## [WHAT THE TASK ASKS]
List each line of the data that holds the word "style".

Data listing
◇ ◇ ◇ ◇

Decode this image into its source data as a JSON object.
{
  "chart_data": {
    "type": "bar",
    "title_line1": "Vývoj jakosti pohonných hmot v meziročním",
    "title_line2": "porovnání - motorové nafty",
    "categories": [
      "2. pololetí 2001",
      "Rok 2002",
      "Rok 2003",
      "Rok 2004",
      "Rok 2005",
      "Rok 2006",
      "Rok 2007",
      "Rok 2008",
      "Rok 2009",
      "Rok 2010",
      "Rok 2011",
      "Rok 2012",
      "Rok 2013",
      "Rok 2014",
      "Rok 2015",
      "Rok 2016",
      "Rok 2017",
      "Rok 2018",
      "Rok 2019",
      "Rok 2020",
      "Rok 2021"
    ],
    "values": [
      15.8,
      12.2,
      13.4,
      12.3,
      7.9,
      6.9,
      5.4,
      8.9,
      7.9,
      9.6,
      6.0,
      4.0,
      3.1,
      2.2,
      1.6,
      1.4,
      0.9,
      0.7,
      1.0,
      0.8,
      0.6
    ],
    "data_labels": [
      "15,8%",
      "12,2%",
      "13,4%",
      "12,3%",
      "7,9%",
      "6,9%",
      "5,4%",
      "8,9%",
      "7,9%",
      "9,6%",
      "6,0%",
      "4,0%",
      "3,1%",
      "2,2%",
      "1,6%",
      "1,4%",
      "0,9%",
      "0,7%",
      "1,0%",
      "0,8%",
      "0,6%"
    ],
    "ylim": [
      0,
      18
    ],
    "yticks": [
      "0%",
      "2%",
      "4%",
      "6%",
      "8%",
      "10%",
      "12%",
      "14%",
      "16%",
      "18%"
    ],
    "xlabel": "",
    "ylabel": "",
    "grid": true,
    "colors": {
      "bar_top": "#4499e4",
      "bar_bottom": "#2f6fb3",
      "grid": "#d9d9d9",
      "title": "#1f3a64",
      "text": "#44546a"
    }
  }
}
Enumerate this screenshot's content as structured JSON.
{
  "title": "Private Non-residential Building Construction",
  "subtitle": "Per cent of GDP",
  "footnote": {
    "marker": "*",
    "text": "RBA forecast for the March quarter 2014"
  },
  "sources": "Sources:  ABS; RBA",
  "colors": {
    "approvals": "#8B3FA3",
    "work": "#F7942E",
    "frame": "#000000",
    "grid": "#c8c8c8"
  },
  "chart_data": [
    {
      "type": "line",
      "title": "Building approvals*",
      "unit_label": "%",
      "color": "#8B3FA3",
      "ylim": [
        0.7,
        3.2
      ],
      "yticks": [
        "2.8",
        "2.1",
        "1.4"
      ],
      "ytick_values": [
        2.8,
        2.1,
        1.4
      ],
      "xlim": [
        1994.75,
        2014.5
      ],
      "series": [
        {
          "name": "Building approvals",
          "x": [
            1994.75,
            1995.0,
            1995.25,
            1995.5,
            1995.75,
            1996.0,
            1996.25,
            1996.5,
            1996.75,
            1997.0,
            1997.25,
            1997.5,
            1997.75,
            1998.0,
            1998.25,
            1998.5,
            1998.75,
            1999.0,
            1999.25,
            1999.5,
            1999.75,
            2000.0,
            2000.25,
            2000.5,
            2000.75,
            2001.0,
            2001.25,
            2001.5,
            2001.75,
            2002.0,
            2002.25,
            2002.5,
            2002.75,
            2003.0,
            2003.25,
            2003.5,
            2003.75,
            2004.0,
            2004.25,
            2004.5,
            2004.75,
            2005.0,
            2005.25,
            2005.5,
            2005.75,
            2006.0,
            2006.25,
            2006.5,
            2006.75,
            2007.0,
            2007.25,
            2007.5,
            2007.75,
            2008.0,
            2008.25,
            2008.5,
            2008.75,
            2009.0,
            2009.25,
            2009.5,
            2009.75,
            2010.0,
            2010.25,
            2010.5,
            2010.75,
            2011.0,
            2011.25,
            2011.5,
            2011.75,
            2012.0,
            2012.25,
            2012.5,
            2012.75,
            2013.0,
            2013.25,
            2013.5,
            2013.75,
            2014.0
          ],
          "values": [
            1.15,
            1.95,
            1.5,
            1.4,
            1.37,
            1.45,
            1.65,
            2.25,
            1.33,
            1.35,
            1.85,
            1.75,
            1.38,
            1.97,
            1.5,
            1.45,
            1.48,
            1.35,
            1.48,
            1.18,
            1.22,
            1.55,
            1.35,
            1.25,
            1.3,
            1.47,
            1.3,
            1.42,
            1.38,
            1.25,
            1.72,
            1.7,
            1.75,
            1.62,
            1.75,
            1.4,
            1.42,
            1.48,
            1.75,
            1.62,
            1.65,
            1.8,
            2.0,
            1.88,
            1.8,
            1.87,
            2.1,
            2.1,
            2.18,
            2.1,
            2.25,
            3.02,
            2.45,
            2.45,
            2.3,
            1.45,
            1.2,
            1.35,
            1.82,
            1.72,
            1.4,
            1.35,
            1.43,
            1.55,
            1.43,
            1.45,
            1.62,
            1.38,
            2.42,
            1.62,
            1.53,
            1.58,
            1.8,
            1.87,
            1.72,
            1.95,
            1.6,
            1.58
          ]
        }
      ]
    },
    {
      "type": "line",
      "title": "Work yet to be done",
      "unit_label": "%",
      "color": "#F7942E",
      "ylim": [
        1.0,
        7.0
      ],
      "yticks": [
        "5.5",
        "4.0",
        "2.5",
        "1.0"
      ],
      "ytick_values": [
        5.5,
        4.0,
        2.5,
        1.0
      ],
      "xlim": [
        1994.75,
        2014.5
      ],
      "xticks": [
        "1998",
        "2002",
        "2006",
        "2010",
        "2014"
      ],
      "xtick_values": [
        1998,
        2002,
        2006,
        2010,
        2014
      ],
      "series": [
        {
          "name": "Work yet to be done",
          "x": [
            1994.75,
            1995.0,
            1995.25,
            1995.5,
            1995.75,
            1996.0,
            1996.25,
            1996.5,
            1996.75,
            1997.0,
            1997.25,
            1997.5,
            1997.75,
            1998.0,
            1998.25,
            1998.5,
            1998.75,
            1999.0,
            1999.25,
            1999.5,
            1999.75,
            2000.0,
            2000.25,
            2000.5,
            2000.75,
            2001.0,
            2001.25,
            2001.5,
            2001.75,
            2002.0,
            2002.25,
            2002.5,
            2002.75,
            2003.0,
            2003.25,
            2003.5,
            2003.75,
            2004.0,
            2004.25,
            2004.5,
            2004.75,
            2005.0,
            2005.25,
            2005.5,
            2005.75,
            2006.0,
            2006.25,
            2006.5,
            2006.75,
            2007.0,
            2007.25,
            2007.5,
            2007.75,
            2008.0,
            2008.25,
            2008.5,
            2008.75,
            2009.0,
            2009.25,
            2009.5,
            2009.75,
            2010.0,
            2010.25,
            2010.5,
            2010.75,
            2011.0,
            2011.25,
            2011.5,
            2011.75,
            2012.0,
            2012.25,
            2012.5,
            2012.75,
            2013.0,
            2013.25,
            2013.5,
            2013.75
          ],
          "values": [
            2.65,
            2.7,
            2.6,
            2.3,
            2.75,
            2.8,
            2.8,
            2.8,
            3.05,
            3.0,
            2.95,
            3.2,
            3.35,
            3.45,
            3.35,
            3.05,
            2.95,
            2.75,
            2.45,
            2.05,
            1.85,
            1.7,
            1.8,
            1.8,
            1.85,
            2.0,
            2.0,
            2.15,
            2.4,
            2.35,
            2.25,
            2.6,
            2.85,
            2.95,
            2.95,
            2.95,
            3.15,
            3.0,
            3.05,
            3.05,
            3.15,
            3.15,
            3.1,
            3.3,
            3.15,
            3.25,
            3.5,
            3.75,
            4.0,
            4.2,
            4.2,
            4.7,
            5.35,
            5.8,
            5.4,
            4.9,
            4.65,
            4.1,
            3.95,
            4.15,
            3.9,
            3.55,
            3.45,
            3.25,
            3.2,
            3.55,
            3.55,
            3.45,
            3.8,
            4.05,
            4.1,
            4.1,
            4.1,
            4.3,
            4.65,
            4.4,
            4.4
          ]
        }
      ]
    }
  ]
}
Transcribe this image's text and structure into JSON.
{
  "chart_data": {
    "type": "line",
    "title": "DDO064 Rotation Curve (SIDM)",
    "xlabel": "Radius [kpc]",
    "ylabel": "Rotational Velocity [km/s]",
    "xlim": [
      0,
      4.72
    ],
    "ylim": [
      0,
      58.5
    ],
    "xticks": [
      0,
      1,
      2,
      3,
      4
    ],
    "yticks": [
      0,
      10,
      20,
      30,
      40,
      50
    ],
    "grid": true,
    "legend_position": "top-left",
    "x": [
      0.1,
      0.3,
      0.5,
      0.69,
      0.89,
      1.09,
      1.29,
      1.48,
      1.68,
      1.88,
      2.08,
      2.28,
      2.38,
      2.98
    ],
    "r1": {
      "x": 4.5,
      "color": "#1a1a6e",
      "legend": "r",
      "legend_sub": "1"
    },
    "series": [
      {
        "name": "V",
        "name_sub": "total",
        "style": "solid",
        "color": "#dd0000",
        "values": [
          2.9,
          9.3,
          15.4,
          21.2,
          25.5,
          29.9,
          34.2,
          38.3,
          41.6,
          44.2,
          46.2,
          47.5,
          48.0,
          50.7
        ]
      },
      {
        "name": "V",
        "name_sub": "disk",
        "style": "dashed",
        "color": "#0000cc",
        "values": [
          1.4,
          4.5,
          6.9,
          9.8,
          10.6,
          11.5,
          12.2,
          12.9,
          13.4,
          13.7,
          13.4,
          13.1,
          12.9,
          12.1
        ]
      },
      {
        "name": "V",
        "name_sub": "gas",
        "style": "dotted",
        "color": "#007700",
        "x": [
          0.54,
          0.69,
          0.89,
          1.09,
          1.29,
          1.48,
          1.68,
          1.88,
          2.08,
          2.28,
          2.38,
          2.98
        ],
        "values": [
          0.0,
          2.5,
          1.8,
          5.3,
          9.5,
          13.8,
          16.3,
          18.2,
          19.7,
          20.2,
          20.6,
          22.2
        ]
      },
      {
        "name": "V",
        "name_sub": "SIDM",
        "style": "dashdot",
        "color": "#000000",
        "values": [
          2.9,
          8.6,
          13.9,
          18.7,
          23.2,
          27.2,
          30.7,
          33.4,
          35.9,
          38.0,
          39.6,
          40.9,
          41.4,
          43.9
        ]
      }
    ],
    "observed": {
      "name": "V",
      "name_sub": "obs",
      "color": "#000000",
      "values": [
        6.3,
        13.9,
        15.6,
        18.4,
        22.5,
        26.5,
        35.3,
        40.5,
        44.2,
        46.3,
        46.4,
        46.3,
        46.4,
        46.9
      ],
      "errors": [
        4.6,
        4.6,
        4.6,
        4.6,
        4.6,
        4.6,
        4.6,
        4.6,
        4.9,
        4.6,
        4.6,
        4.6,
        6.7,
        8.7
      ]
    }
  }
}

◇ ◇ ◇ ◇

## [RESPONSE]
        "style": "solid",
        "style": "dashed",
        "style": "dotted",
        "style": "dashdot",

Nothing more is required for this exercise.